§ EXERCISE DESCRIPTION
Extract each line holding the word "점심식사를" from the entries.

── LISTING

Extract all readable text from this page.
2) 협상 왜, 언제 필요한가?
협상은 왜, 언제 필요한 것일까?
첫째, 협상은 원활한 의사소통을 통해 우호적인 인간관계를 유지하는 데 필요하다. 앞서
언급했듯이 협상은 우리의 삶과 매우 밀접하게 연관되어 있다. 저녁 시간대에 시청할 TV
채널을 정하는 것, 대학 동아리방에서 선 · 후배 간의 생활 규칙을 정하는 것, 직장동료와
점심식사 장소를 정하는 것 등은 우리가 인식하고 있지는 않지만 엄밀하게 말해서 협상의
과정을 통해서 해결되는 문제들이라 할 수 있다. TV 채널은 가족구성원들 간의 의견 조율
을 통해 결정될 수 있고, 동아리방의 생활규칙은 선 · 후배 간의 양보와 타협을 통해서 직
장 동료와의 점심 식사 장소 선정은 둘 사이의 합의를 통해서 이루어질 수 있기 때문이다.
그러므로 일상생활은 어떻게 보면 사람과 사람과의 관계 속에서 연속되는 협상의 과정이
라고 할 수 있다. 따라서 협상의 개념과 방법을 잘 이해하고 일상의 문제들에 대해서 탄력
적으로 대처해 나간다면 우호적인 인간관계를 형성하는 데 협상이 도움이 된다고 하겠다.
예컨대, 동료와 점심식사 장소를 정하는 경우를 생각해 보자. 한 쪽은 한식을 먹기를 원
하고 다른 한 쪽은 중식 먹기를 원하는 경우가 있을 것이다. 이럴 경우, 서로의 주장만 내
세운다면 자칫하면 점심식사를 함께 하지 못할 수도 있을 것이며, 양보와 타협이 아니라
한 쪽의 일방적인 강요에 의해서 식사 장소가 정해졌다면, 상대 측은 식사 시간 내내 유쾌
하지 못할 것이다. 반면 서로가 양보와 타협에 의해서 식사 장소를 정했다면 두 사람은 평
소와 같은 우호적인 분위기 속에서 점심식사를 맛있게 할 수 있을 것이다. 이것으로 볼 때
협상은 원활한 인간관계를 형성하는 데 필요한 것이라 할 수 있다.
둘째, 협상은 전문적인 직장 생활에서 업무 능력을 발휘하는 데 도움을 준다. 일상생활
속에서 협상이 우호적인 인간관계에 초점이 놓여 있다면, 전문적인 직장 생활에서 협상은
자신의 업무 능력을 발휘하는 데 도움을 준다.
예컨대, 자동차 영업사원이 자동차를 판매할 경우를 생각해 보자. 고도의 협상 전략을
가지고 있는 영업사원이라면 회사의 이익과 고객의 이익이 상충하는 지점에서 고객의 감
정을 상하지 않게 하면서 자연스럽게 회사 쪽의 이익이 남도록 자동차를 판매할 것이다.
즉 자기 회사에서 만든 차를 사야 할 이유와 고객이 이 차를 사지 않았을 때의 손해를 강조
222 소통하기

────

§ ANSWER IN FULL
세운다면 자칫하면 점심식사를 함께 하지 못할 수도 있을 것이며, 양보와 타협이 아니라
소와 같은 우호적인 분위기 속에서 점심식사를 맛있게 할 수 있을 것이다. 이것으로 볼 때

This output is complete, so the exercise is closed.